#### [Records for processing]
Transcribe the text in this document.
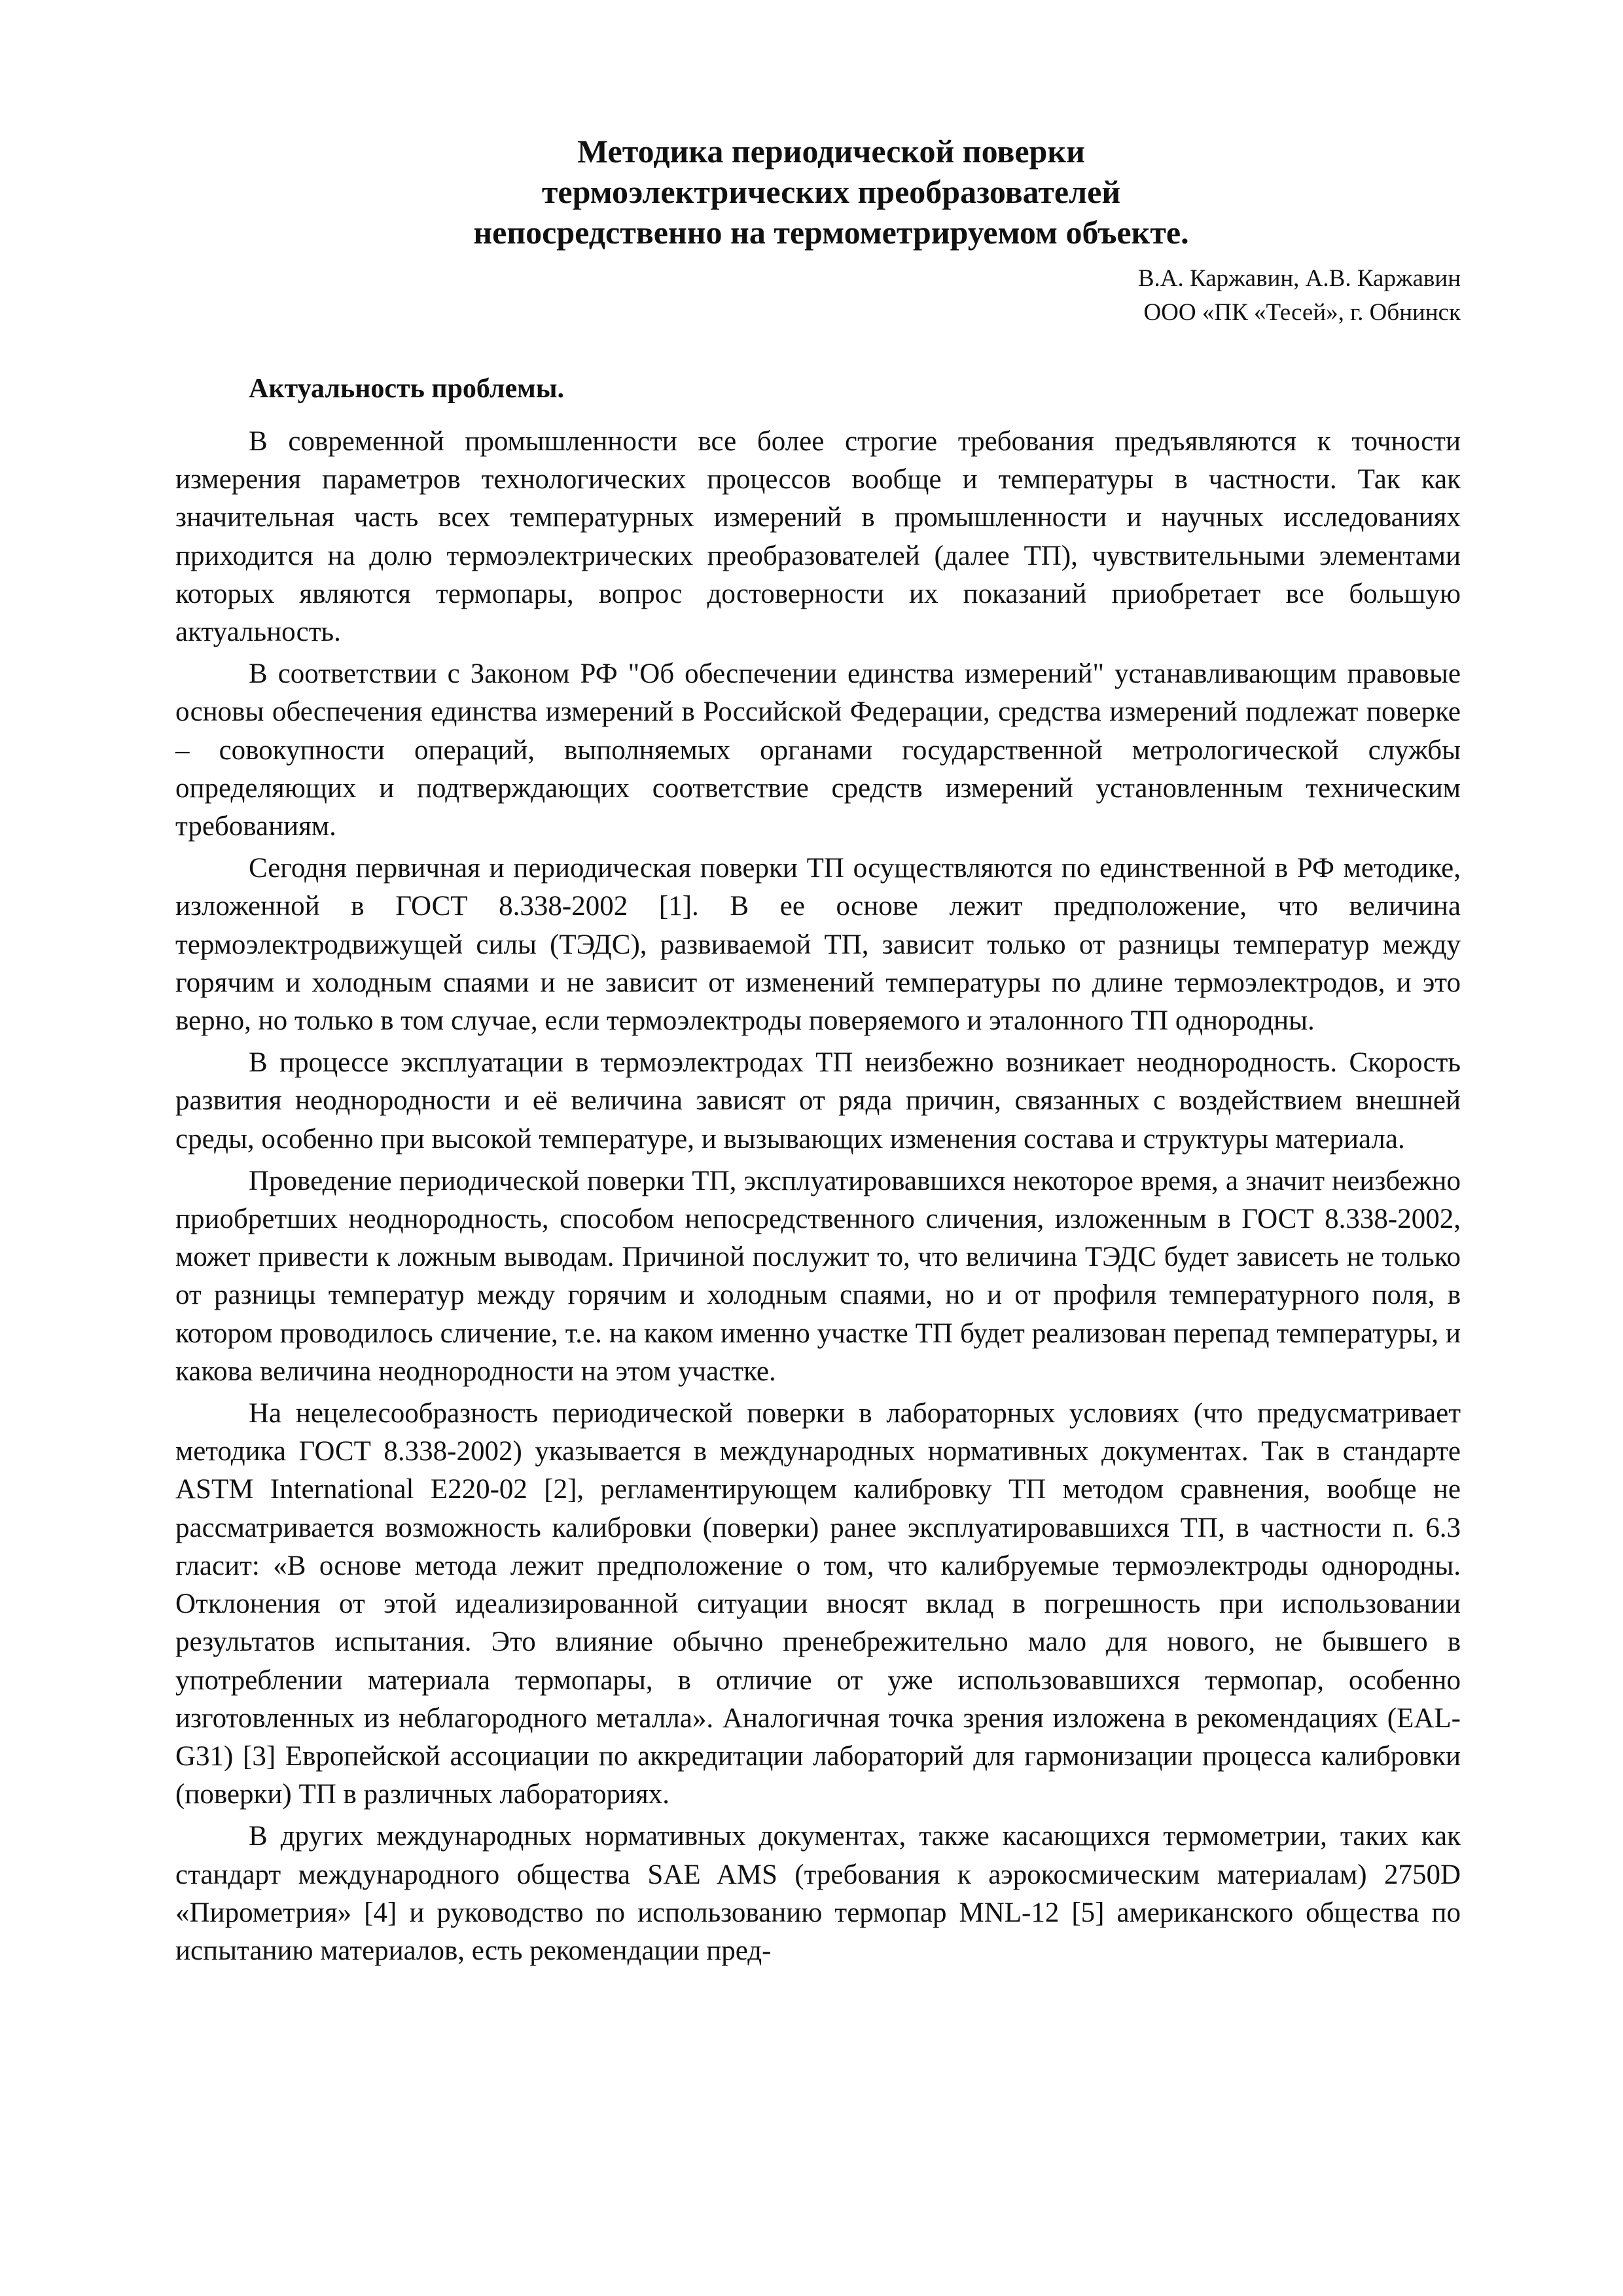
Методика периодической поверки
термоэлектрических преобразователей
непосредственно на термометрируемом объекте.

В.А. Каржавин, А.В. Каржавин

ООО «ПК «Тесей», г. Обнинск

Актуальность проблемы.

В современной промышленности все более строгие требования предъявляются к точности измерения параметров технологических процессов вообще и температуры в частности. Так как значительная часть всех температурных измерений в промышленности и научных исследованиях приходится на долю термоэлектрических преобразователей (далее ТП), чувствительными элементами которых являются термопары, вопрос достоверности их показаний приобретает все большую актуальность.

В соответствии с Законом РФ "Об обеспечении единства измерений" устанавливающим правовые основы обеспечения единства измерений в Российской Федерации, средства измерений подлежат поверке – совокупности операций, выполняемых органами государственной метрологической службы определяющих и подтверждающих соответствие средств измерений установленным техническим требованиям.

Сегодня первичная и периодическая поверки ТП осуществляются по единственной в РФ методике, изложенной в ГОСТ 8.338-2002 [1]. В ее основе лежит предположение, что величина термоэлектродвижущей силы (ТЭДС), развиваемой ТП, зависит только от разницы температур между горячим и холодным спаями и не зависит от изменений температуры по длине термоэлектродов, и это верно, но только в том случае, если термоэлектроды поверяемого и эталонного ТП однородны.

В процессе эксплуатации в термоэлектродах ТП неизбежно возникает неоднородность. Скорость развития неоднородности и её величина зависят от ряда причин, связанных с воздействием внешней среды, особенно при высокой температуре, и вызывающих изменения состава и структуры материала.

Проведение периодической поверки ТП, эксплуатировавшихся некоторое время, а значит неизбежно приобретших неоднородность, способом непосредственного сличения, изложенным в ГОСТ 8.338-2002, может привести к ложным выводам. Причиной послужит то, что величина ТЭДС будет зависеть не только от разницы температур между горячим и холодным спаями, но и от профиля температурного поля, в котором проводилось сличение, т.е. на каком именно участке ТП будет реализован перепад температуры, и какова величина неоднородности на этом участке.

На нецелесообразность периодической поверки в лабораторных условиях (что предусматривает методика ГОСТ 8.338-2002) указывается в международных нормативных документах. Так в стандарте ASTM International E220-02 [2], регламентирующем калибровку ТП методом сравнения, вообще не рассматривается возможность калибровки (поверки) ранее эксплуатировавшихся ТП, в частности п. 6.3 гласит: «В основе метода лежит предположение о том, что калибруемые термоэлектроды однородны. Отклонения от этой идеализированной ситуации вносят вклад в погрешность при использовании результатов испытания. Это влияние обычно пренебрежительно мало для нового, не бывшего в употреблении материала термопары, в отличие от уже использовавшихся термопар, особенно изготовленных из неблагородного металла». Аналогичная точка зрения изложена в рекомендациях (EAL-G31) [3] Европейской ассоциации по аккредитации лабораторий для гармонизации процесса калибровки (поверки) ТП в различных лабораториях.

В других международных нормативных документах, также касающихся термометрии, таких как стандарт международного общества SAE AMS (требования к аэрокосмическим материалам) 2750D «Пирометрия» [4] и руководство по использованию термопар MNL-12 [5] американского общества по испытанию материалов, есть рекомендации пред-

#### [Exercise brief]
Across the data, tally the lines containing "неоднородности" and give back the number alone.

#### [Answer to this problem]
2